▶ [Selected text]:
────────

Slingshot
(Street et al.
2018) is a popular and powerful trajectory inference tool,
available from bioconductor. While it only provides default plotting
functions in base R, the package also offer conversion functions that
can be used to generate plots with ggplot2
(Wickham 2016).
We will assume that you are both familiar with slingshot
and ggplot2
. Otherwise, please refere to the respective
packages’ vignettes.
We run slingshot
on the provided example
# Running slinghsot
suppressPackageStartupMessages(library(slingshot))
data("slingshotExample")
rd <- slingshotExample$rd
colnames(rd) <- c("Dim1", "Dim2")
cl <- slingshotExample$cl
df <- data.frame(rd, "cl" = as.character(cl))
sds <- slingshot(rd, cl)
We can then visualize the samples in reduced dimension.
suppressPackageStartupMessages(library(ggplot2))
suppressPackageStartupMessages(library(dplyr))
# Plotting the results
p <- ggplot(df, aes(x = Dim1, y = Dim2)) +
geom_point(aes(fill = cl), col = "grey70", shape = 21) +
theme_classic()
p
Then, we can add the curves. We can extract the needed information
using the accessory functions. This can be turned into tidy
data.frames that interact nicely with ggplot2
by setting
the as.df
argument to TRUE
.
curves <- slingCurves(sds, as.df = TRUE)
p + geom_path(data = curves %>% arrange(Order),
aes(group = Lineage))
We can do all the usual ggplot2 operations
p + geom_path(data = curves %>% arrange(Order),
aes(group = Lineage), size = 1.5)
p + geom_path(data = curves %>% arrange(Order),
aes(group = Lineage, col = as.character(Lineage)), size = 1.5)
slingshot
relies on a minimum spanning tree to build the
lineages. We can extract the information via:
mst <- slingMST(sds, as.df = TRUE)

────────

▶ [Check your understanding]:
#1 Answer these questions from the slingshot text:
(a) Where is slingshot available from?
(b) Which argument, set to TRUE, turns the curve information into tidy data.frames?
(c) What does slingshot rely on to build the lineages?
#2 Edit the slingshot text between "suppressPackageStartupMessages(library(dplyr))" and "slingCurves(sds, as.df = TRUE)", inclusive, replacing "accessory functions" with "helper functions".
#3 Which packages does the slingshot text load with library()?

(Document layout analysis data)
────────

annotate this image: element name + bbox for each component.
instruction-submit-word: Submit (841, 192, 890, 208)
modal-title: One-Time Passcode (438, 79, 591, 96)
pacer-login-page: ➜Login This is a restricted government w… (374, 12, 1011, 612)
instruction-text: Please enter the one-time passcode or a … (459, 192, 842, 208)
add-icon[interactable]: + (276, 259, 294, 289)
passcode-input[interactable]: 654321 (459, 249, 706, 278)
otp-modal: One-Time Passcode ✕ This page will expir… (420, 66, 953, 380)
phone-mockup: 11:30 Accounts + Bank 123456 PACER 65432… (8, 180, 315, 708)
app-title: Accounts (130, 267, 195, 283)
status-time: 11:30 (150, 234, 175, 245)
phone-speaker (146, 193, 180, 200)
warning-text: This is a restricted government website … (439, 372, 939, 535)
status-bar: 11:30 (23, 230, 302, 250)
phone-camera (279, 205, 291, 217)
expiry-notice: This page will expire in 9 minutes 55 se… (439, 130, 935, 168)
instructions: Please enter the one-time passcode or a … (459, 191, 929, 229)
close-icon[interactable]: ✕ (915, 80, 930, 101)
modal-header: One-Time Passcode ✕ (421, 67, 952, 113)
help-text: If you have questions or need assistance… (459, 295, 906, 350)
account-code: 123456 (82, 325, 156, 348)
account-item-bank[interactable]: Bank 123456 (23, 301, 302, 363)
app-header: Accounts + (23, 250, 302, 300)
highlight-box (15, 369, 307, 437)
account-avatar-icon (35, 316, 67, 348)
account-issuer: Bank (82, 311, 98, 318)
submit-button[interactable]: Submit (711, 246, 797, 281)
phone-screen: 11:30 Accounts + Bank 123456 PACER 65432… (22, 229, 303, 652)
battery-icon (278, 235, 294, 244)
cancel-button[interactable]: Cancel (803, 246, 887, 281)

────────

▶ [Numbered answers]:
#1
(a) From bioconductor.
(b) The as.df argument.
(c) A minimum spanning tree.

#2
suppressPackageStartupMessages(library(dplyr))
# Plotting the results
p <- ggplot(df, aes(x = Dim1, y = Dim2)) +
geom_point(aes(fill = cl), col = "grey70", shape = 21) +
theme_classic()
p
Then, we can add the curves. We can extract the needed information
using the helper functions. This can be turned into tidy
data.frames that interact nicely with ggplot2
by setting
the as.df
argument to TRUE
.
curves <- slingCurves(sds, as.df = TRUE)

#3 slingshot, ggplot2, dplyr